**WHAT THE EXERCISE ASKS:**
Read the entries below and pull out each line with the string "seringa".

**THE DATA:**
--- BEGIN ---
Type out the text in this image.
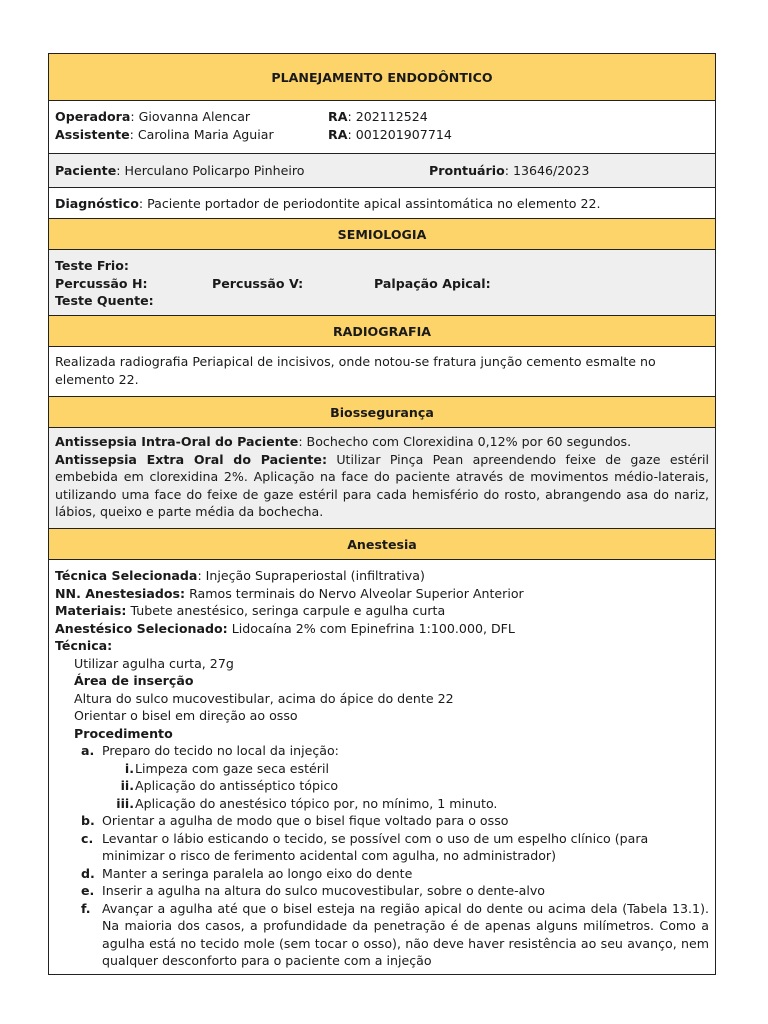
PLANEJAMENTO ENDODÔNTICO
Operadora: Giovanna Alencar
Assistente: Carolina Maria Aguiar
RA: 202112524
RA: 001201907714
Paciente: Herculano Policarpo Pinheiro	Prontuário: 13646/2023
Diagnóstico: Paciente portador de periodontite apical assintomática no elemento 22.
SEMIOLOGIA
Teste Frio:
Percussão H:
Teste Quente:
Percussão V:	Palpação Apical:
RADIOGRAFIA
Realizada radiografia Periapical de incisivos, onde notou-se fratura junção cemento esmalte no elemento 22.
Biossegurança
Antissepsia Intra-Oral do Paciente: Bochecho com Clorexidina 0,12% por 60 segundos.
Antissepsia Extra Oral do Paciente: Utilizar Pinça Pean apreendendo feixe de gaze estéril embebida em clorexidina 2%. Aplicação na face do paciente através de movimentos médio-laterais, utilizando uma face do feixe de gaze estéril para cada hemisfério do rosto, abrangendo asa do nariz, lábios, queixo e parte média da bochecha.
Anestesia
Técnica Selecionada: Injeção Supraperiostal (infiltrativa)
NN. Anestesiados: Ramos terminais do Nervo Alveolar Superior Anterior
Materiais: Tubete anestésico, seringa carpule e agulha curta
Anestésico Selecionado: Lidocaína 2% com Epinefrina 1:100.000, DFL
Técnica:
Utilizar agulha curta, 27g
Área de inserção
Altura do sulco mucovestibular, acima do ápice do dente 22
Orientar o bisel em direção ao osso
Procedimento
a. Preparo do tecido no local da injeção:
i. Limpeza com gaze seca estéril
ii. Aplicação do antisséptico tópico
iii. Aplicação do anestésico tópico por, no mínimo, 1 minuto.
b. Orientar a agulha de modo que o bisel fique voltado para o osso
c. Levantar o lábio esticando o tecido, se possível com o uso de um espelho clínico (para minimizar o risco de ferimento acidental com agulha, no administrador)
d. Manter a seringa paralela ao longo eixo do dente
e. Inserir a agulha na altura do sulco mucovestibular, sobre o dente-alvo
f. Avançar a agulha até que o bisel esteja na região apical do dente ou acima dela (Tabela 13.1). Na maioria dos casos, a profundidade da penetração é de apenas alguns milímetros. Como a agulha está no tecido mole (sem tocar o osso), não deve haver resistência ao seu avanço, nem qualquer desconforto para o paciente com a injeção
--- END ---
**SOLUTION BELOW:**
Materiais: Tubete anestésico, seringa carpule e agulha curta
d. Manter a seringa paralela ao longo eixo do dente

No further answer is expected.